Source records:
* start *

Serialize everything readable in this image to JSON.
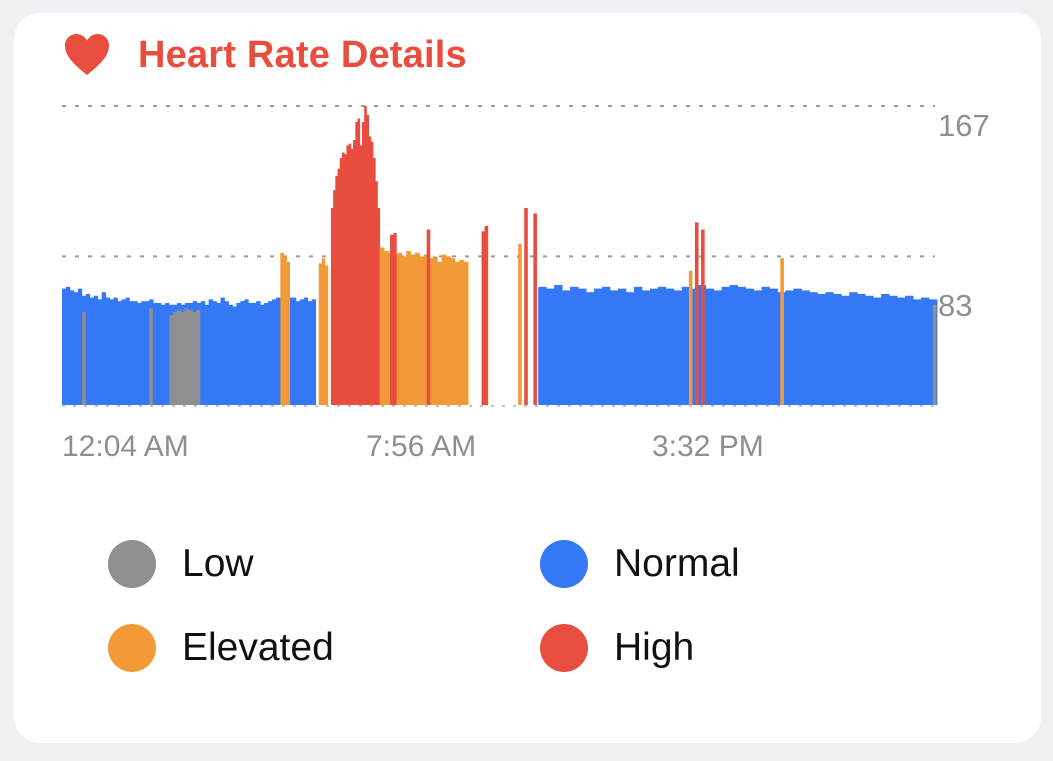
{
  "card": {
    "title": "Heart Rate Details",
    "icon": "heart-icon",
    "accent_color": "#e84d3d"
  },
  "chart_data": {
    "type": "bar",
    "title": "",
    "xlabel": "",
    "ylabel": "",
    "y_axis_ticks": [
      "167",
      "83"
    ],
    "y_reference_lines": [
      167,
      83
    ],
    "ylim": [
      0,
      167
    ],
    "x_tick_labels": [
      "12:04 AM",
      "7:56 AM",
      "3:32 PM"
    ],
    "x_range": [
      "12:04 AM",
      "11:59 PM"
    ],
    "grid": "dotted reference lines at 167 and 83",
    "category_colors": {
      "Low": "#8e8e93",
      "Normal": "#3478f6",
      "Elevated": "#f19a37",
      "High": "#e84d3d"
    },
    "segments": [
      {
        "from": "12:04 AM",
        "to": "7:00 AM",
        "category": "Normal",
        "values": [
          65,
          66,
          64,
          63,
          65,
          61,
          62,
          60,
          61,
          59,
          63,
          60,
          59,
          60,
          58,
          59,
          60,
          58,
          58,
          57,
          58,
          58,
          59,
          57,
          57,
          56,
          57,
          56,
          56,
          57,
          56,
          57,
          57,
          58,
          57,
          58,
          56,
          59,
          58,
          57,
          60,
          58,
          56,
          55,
          57,
          58,
          59,
          57,
          57,
          58,
          56,
          57,
          58,
          59,
          60,
          58,
          59,
          60,
          60,
          58,
          59,
          60,
          58,
          59
        ]
      },
      {
        "time": "12:40 AM",
        "category": "Low",
        "value": 52
      },
      {
        "time": "2:30 AM",
        "category": "Low",
        "value": 54
      },
      {
        "from": "3:00 AM",
        "to": "3:50 AM",
        "category": "Low",
        "values": [
          50,
          52,
          53,
          52,
          54,
          53,
          52,
          53
        ]
      },
      {
        "time": "6:05 AM",
        "category": "Elevated",
        "value": 85
      },
      {
        "time": "6:10 AM",
        "category": "Elevated",
        "value": 83
      },
      {
        "time": "6:15 AM",
        "category": "Elevated",
        "value": 80
      },
      {
        "from": "7:05 AM",
        "to": "7:20 AM",
        "category": "Elevated",
        "values": [
          79,
          82,
          78
        ]
      },
      {
        "from": "7:25 AM",
        "to": "8:45 AM",
        "category": "High",
        "values": [
          110,
          120,
          128,
          132,
          138,
          141,
          140,
          145,
          146,
          143,
          148,
          158,
          160,
          145,
          158,
          167,
          162,
          150,
          147,
          138,
          125,
          110
        ]
      },
      {
        "from": "8:45 AM",
        "to": "11:10 AM",
        "category": "Elevated",
        "values": [
          88,
          86,
          85,
          84,
          85,
          83,
          86,
          84,
          85,
          83,
          84,
          82,
          83,
          80,
          84,
          83,
          82,
          80,
          81,
          80
        ]
      },
      {
        "time": "9:05 AM",
        "category": "High",
        "value": 95
      },
      {
        "time": "9:10 AM",
        "category": "High",
        "value": 96
      },
      {
        "time": "10:05 AM",
        "category": "High",
        "value": 98
      },
      {
        "time": "11:35 AM",
        "category": "High",
        "value": 97
      },
      {
        "time": "11:40 AM",
        "category": "High",
        "value": 100
      },
      {
        "time": "12:35 PM",
        "category": "Elevated",
        "value": 90
      },
      {
        "time": "12:45 PM",
        "category": "High",
        "value": 110
      },
      {
        "time": "1:00 PM",
        "category": "High",
        "value": 107
      },
      {
        "from": "1:05 PM",
        "to": "11:59 PM",
        "category": "Normal",
        "values": [
          66,
          65,
          67,
          64,
          66,
          65,
          63,
          65,
          66,
          64,
          65,
          63,
          66,
          64,
          65,
          66,
          65,
          64,
          66,
          65,
          67,
          65,
          64,
          66,
          67,
          66,
          65,
          64,
          66,
          65,
          63,
          64,
          65,
          64,
          63,
          62,
          63,
          62,
          61,
          63,
          62,
          61,
          60,
          62,
          61,
          60,
          61,
          59,
          60,
          59
        ]
      },
      {
        "time": "5:15 PM",
        "category": "Elevated",
        "value": 75
      },
      {
        "time": "5:25 PM",
        "category": "High",
        "value": 102
      },
      {
        "time": "5:35 PM",
        "category": "High",
        "value": 98
      },
      {
        "time": "7:45 PM",
        "category": "Elevated",
        "value": 82
      },
      {
        "time": "11:55 PM",
        "category": "Low",
        "value": 56
      }
    ]
  },
  "legend": {
    "items": [
      {
        "label": "Low",
        "color": "#8e8e93"
      },
      {
        "label": "Normal",
        "color": "#3478f6"
      },
      {
        "label": "Elevated",
        "color": "#f19a37"
      },
      {
        "label": "High",
        "color": "#e84d3d"
      }
    ]
  }
}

* end *

## [Aim]
Could you repeat all of the material exactly? Pictures should not be copied.

## [Exercise response]
Serialize everything readable in this image to JSON.
{
  "card": {
    "title": "Heart Rate Details",
    "icon": "heart-icon",
    "accent_color": "#e84d3d"
  },
  "chart_data": {
    "type": "bar",
    "title": "",
    "xlabel": "",
    "ylabel": "",
    "y_axis_ticks": [
      "167",
      "83"
    ],
    "y_reference_lines": [
      167,
      83
    ],
    "ylim": [
      0,
      167
    ],
    "x_tick_labels": [
      "12:04 AM",
      "7:56 AM",
      "3:32 PM"
    ],
    "x_range": [
      "12:04 AM",
      "11:59 PM"
    ],
    "grid": "dotted reference lines at 167 and 83",
    "category_colors": {
      "Low": "#8e8e93",
      "Normal": "#3478f6",
      "Elevated": "#f19a37",
      "High": "#e84d3d"
    },
    "segments": [
      {
        "from": "12:04 AM",
        "to": "7:00 AM",
        "category": "Normal",
        "values": [
          65,
          66,
          64,
          63,
          65,
          61,
          62,
          60,
          61,
          59,
          63,
          60,
          59,
          60,
          58,
          59,
          60,
          58,
          58,
          57,
          58,
          58,
          59,
          57,
          57,
          56,
          57,
          56,
          56,
          57,
          56,
          57,
          57,
          58,
          57,
          58,
          56,
          59,
          58,
          57,
          60,
          58,
          56,
          55,
          57,
          58,
          59,
          57,
          57,
          58,
          56,
          57,
          58,
          59,
          60,
          58,
          59,
          60,
          60,
          58,
          59,
          60,
          58,
          59
        ]
      },
      {
        "time": "12:40 AM",
        "category": "Low",
        "value": 52
      },
      {
        "time": "2:30 AM",
        "category": "Low",
        "value": 54
      },
      {
        "from": "3:00 AM",
        "to": "3:50 AM",
        "category": "Low",
        "values": [
          50,
          52,
          53,
          52,
          54,
          53,
          52,
          53
        ]
      },
      {
        "time": "6:05 AM",
        "category": "Elevated",
        "value": 85
      },
      {
        "time": "6:10 AM",
        "category": "Elevated",
        "value": 83
      },
      {
        "time": "6:15 AM",
        "category": "Elevated",
        "value": 80
      },
      {
        "from": "7:05 AM",
        "to": "7:20 AM",
        "category": "Elevated",
        "values": [
          79,
          82,
          78
        ]
      },
      {
        "from": "7:25 AM",
        "to": "8:45 AM",
        "category": "High",
        "values": [
          110,
          120,
          128,
          132,
          138,
          141,
          140,
          145,
          146,
          143,
          148,
          158,
          160,
          145,
          158,
          167,
          162,
          150,
          147,
          138,
          125,
          110
        ]
      },
      {
        "from": "8:45 AM",
        "to": "11:10 AM",
        "category": "Elevated",
        "values": [
          88,
          86,
          85,
          84,
          85,
          83,
          86,
          84,
          85,
          83,
          84,
          82,
          83,
          80,
          84,
          83,
          82,
          80,
          81,
          80
        ]
      },
      {
        "time": "9:05 AM",
        "category": "High",
        "value": 95
      },
      {
        "time": "9:10 AM",
        "category": "High",
        "value": 96
      },
      {
        "time": "10:05 AM",
        "category": "High",
        "value": 98
      },
      {
        "time": "11:35 AM",
        "category": "High",
        "value": 97
      },
      {
        "time": "11:40 AM",
        "category": "High",
        "value": 100
      },
      {
        "time": "12:35 PM",
        "category": "Elevated",
        "value": 90
      },
      {
        "time": "12:45 PM",
        "category": "High",
        "value": 110
      },
      {
        "time": "1:00 PM",
        "category": "High",
        "value": 107
      },
      {
        "from": "1:05 PM",
        "to": "11:59 PM",
        "category": "Normal",
        "values": [
          66,
          65,
          67,
          64,
          66,
          65,
          63,
          65,
          66,
          64,
          65,
          63,
          66,
          64,
          65,
          66,
          65,
          64,
          66,
          65,
          67,
          65,
          64,
          66,
          67,
          66,
          65,
          64,
          66,
          65,
          63,
          64,
          65,
          64,
          63,
          62,
          63,
          62,
          61,
          63,
          62,
          61,
          60,
          62,
          61,
          60,
          61,
          59,
          60,
          59
        ]
      },
      {
        "time": "5:15 PM",
        "category": "Elevated",
        "value": 75
      },
      {
        "time": "5:25 PM",
        "category": "High",
        "value": 102
      },
      {
        "time": "5:35 PM",
        "category": "High",
        "value": 98
      },
      {
        "time": "7:45 PM",
        "category": "Elevated",
        "value": 82
      },
      {
        "time": "11:55 PM",
        "category": "Low",
        "value": 56
      }
    ]
  },
  "legend": {
    "items": [
      {
        "label": "Low",
        "color": "#8e8e93"
      },
      {
        "label": "Normal",
        "color": "#3478f6"
      },
      {
        "label": "Elevated",
        "color": "#f19a37"
      },
      {
        "label": "High",
        "color": "#e84d3d"
      }
    ]
  }
}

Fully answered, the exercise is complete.